Data records -
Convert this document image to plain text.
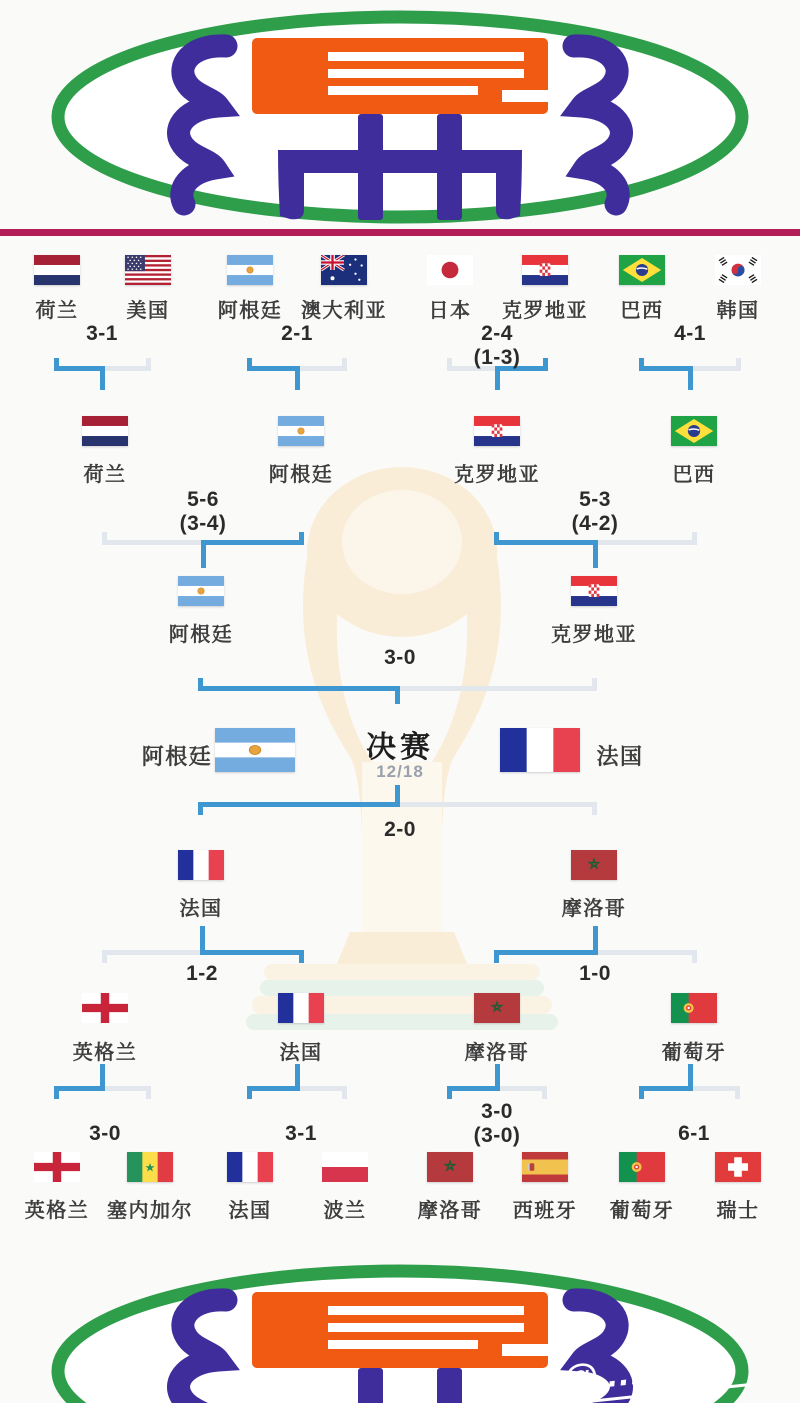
荷兰 美国 阿根廷 澳大利亚 日本 克罗地亚 巴西	韩国
3-1	2-1	2-4
(1-3)
4-1
荷兰	阿根廷	克罗地亚	巴西
5-6
(3-4)
5-3
(4-2)
阿根廷	克罗地亚
3-0
阿根廷	决赛
12/18
法国
2-0
法国	摩洛哥
1-2	1-0
英格兰	法国	摩洛哥	葡萄牙
3-0	3-1
3-0
(3-0)	6-1
英格兰 塞内加尔 法国	波兰	摩洛哥 西班牙 葡萄牙 瑞士
@…诸…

EXERCISE DIRECTIONS -
Transcribe all the lines above exactly, apart from the pictures.

RESPONSE FOR THIS EXERCISE -
Convert this document image to plain text.
荷兰 美国 阿根廷 澳大利亚 日本 克罗地亚 巴西	韩国
3-1	2-1	2-4
(1-3)
4-1
荷兰	阿根廷	克罗地亚	巴西
5-6
(3-4)
5-3
(4-2)
阿根廷	克罗地亚
3-0
阿根廷	决赛
12/18
法国
2-0
法国	摩洛哥
1-2	1-0
英格兰	法国	摩洛哥	葡萄牙
3-0	3-1
3-0
(3-0)	6-1
英格兰 塞内加尔 法国	波兰	摩洛哥 西班牙 葡萄牙 瑞士
@…诸…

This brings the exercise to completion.